(D) Nicked products obtained in panel (C) were quantified using phosphorimaging and plotted.

(A) A time course of hairpin formation for a radiolabeled pre-nicked 12-RSS and unlabeled pre-nicked 23-RSS oligonucleotide substrate by c/f RAG proteins (0.1 μM) in the absence or presence of unmodified H3 or H3K4me3 (1 μM) peptide is shown in (A). The products were analyzed on 10 % denaturing PAGE and followed by autoradiography. The positions of prenicked substrate (S, (N)), and hairpin (H) products are indicated in the right margin.
(B) The amount of hairpin products obtained in panel (A) was plotted in (B) after phosphorimager quantitation. The amount of hairpin products without peptide are shown as triangles, unmodified H3 peptide as squares, and H3K4me3 peptide as circles.

(A) Representation of H3K4me3-bound RSS oligonucleaotide substrate. Biotin tagged histone H3 peptide and biotin tagged 12- or 23-RSS are tethered together through their binding to a streptavidin (SA) tetramer. Both the top and bottom strands of 12-RSS are labeled with radioisotope as indicated by asterisks.
(B) EMSA of H3K4me3 bound RSS oligonucleotide substrate preparation. End-labeled 12-RSS tagged with a biotin molecule on the 3' of the bottom strand (lane 1) was incubated with 1.5-fold more SA relative to the RSS DNA (lane 2). Then 2-fold more unmodified H3 or H3K4me3 peptide relative to SA was added to the RSS:SA complex (lane 3, 4). DNA complex was fractionated by 6% non-denaturing PAGE. The inferred compositions of various species are noted at the side of the panel. SA and H3 peptide bound unlabeled 23-RSS tagged was prepared in the same manner.
(C) RSS-bound H3K4me3-activated RAG cleavage. The coupled cleavage assay was done with the substrate that was prepared in (B). End-labeled 12-RSS and 23-RSS bound with SA (lanes 5–8), and unmodified H3 (lanes 9–12), or H3K4me3 peptide (lanes 13–16) was incubated with c/c, f/c, c/f RAGs and HMGB1 protein for 1 hr at 37 °C. The products were analyzed on 10 % denaturing PAGE and followed by autoradiography. The positions of substrate (S), nick (N), signal end and hairpin (HP coding end) products are indicated in the right margin. Since both the top and bottom strand are end-labeled, both signal and coding end products could be visualized here.

++++++++++

--- Activity list ---
(A) From the RAG cleavage figure legends, list every product whose position is marked in the right margin of the coupled cleavage assay in panel (C), giving each with its abbreviation where one is given.
(B) Answer these from the RAG cleavage figure legends, one per line:
(i) What concentration of c/f RAG proteins was used in the hairpin formation time course?
(ii) What percentage of non-denaturing PAGE was used to fractionate the DNA complex in the EMSA?
(iii) For how long and at what temperature were the samples incubated in the coupled cleavage assay?
(C) Extend the RAG cleavage figure legends, starting after their final sentence.

++++++++++

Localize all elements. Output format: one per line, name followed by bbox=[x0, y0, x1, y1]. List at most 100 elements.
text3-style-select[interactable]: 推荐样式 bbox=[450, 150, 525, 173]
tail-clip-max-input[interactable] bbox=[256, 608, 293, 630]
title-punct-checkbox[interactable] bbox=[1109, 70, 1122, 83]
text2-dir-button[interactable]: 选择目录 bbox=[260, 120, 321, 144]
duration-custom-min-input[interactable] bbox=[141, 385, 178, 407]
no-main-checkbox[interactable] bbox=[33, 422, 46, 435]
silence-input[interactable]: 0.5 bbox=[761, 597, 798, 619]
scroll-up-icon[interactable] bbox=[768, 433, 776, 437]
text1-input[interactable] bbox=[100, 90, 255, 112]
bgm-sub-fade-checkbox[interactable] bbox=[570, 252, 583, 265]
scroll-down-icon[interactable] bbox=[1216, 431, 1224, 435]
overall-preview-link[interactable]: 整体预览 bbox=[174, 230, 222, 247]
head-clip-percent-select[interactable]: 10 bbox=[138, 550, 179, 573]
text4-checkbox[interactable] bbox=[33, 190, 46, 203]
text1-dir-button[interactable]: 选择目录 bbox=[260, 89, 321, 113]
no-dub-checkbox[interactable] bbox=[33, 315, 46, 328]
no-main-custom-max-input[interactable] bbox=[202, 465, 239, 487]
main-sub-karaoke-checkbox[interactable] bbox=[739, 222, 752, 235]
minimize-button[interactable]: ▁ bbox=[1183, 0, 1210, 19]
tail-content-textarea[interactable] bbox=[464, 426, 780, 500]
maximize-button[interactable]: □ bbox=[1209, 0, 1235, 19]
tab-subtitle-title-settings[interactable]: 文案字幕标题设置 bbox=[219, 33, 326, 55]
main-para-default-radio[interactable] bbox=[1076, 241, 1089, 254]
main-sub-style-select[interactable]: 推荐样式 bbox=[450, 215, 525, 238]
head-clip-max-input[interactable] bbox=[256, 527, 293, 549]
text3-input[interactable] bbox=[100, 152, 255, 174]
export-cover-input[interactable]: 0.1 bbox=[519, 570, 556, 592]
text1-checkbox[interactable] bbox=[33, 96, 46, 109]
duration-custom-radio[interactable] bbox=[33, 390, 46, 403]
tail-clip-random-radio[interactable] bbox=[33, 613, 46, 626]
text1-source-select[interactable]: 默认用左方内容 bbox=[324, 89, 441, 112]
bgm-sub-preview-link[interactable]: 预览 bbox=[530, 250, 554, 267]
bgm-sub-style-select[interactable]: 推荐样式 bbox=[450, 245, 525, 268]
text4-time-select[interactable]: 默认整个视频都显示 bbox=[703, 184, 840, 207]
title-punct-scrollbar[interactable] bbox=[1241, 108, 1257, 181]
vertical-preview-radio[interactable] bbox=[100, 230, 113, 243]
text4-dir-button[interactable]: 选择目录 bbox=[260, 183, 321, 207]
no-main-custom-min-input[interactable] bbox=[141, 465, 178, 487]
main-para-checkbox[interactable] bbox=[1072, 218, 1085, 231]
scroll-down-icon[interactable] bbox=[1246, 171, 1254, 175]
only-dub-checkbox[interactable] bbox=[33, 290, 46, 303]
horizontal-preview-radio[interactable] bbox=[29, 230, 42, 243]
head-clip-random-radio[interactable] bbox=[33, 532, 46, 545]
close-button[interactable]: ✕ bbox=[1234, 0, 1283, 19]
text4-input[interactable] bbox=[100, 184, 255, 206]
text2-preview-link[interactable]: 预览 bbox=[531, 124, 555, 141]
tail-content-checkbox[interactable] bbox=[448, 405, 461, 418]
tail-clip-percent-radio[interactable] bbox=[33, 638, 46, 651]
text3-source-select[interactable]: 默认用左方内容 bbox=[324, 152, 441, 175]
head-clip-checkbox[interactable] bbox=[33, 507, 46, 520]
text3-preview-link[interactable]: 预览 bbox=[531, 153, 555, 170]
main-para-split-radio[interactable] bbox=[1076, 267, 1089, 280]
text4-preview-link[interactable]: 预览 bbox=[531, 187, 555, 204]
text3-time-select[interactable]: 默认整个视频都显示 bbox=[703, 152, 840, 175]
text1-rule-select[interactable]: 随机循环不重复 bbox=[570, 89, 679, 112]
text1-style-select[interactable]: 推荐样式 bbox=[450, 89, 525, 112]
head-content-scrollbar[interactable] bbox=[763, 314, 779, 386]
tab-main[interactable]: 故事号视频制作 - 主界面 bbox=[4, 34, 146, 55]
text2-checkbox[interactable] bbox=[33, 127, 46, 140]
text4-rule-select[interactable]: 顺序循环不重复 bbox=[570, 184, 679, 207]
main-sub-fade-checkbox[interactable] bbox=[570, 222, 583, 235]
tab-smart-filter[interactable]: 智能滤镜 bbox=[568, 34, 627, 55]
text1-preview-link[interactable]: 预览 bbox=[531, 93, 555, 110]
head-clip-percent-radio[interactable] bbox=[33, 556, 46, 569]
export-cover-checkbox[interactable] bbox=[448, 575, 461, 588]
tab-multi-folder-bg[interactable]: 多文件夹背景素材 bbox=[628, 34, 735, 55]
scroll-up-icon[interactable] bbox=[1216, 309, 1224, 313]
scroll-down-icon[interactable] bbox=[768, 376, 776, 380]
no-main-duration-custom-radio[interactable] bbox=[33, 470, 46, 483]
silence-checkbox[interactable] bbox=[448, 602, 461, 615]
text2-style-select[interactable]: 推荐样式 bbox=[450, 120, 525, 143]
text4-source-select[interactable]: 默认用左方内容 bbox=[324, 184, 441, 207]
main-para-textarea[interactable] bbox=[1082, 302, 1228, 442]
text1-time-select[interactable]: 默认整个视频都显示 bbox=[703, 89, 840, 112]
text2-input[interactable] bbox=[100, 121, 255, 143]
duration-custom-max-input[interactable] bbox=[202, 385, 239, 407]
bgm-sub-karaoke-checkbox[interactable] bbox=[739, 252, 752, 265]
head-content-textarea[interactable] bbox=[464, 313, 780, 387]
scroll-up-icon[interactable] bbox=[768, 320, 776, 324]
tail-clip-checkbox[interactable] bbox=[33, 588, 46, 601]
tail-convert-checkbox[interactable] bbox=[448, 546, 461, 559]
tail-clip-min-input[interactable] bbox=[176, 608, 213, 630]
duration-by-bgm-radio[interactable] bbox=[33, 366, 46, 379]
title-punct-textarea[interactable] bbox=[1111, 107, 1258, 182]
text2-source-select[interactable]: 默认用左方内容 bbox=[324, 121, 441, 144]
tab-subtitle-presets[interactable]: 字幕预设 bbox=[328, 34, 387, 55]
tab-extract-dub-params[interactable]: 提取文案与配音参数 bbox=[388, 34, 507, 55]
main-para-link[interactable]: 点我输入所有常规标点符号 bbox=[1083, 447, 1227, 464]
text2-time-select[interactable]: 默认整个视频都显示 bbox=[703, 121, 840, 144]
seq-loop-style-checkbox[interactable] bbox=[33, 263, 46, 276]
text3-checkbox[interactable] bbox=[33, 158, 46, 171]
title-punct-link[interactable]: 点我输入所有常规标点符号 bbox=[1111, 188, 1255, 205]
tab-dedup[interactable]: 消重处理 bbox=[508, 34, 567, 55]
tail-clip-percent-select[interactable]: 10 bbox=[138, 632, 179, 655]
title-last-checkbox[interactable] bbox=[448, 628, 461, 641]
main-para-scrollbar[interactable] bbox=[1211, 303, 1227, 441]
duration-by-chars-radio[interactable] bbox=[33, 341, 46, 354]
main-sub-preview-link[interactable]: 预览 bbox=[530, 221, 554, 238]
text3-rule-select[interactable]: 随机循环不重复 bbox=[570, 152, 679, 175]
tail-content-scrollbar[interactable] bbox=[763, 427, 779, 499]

++++++++++

--- Answers by task ---
(A) Substrate (S), nick (N), signal end, hairpin (HP coding end)

(B)
(i) 0.1 μM
(ii) 6%
(iii) 1 hr at 37 °C

(C)
(A) The W453R point mutant was previously shown not to bind the PHD finger. Here the RAG catalytic activity is tested for c/f RAG complexes that do or do not have the RAG2 PHD finger point mutation at 453. A radiolabeled 12-RSS oligonucleotide substrate and unlabeled 23-RSS were incubated with 0.1 μM WT of c/f RAG proteins (lanes 2–12) or RAG2 W453R mutant c/f RAG proteins (lanes 13–23) in the absence or presence of increasing amounts (0.1, 0.5, 1, 2, 5 μM) of unmodified H3 or H3K4me3 peptide for 1 hr at 37 °C. The stimulation is abolished by the W453R mutation.
(B) The degree of methylation at H3K4 determines the strength of stimulation of RAG nicking and hairpin catalytic activity in a manner that is very similar to the known effects for binding to the PHD finger (Ramón-Maiques et al., 2007). A radiolabeled 12-RSS oligonucleotide substrate and unlabeled 23-RSS were incubated with 0.1 μM c/f RAG proteins in the absence or presence of increasing amounts (0.1, 0.5, 1, 2, 5 μM) of unmodified H3 (indicated as squares), H3K4me1 (triangles), H3K4me2 (diamond), H3K4me3 (filled circles) or H3K9me3 (open circles) peptide for 1 hr at 37°C. The plotted results are shown.

(A and B) Initial rate kinetics were done for the conversion of 12-RSS to nicked product by the c/f RAG complex in the presence of unmodified H3K4 peptide (A) or in the presence of H3K4me3 peptide (B). This was done at various concentrations of substrate.
(C) Determining of the active c/f RAG concentration by burst kinetics. End-labeled 12-RSS was incubated with 40, 70, 100 nM c/f RAG proteins for a 20 min time course and the active fraction was determined as described previously (Yu and Lieber, 2000). Burst kinetics permit determination that 3.4% of the c/f RAG complexes are catalytically active.
(D) Kinetic constants was determined based on the best-fit curves (DeltaGraph5.6.4) of the initial rate versus substrate concentration studies in (A) and (B) and the fraction and active c/f RAG proteins.